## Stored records
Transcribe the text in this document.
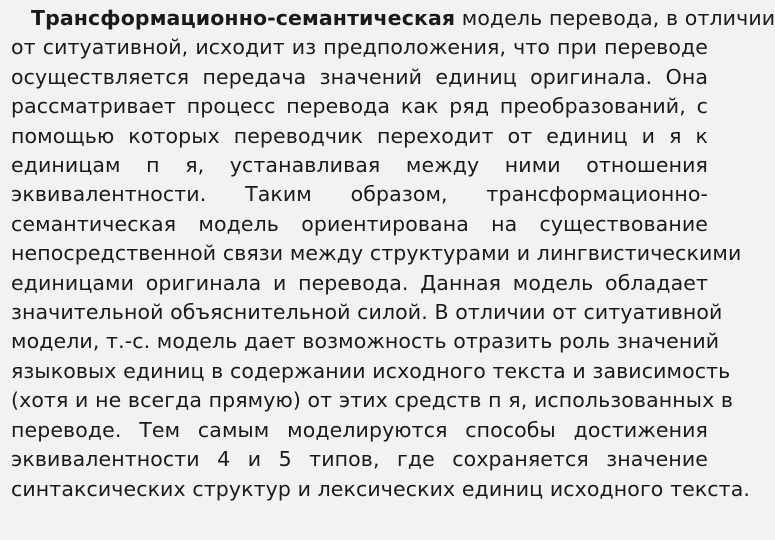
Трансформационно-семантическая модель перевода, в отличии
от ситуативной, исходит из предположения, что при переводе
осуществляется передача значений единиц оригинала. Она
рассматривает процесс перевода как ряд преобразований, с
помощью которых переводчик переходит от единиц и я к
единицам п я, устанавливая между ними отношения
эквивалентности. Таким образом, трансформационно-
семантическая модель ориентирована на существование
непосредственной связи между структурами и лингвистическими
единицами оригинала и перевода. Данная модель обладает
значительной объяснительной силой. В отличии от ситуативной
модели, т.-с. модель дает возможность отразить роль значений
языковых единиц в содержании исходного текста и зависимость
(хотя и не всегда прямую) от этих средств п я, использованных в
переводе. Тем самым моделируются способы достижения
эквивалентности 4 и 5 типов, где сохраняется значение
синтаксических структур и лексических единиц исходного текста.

## WHAT THE TASK REQUIRES
Respond with the number of lines containing "исходного" and no additional words.

## FINISHED TASK
2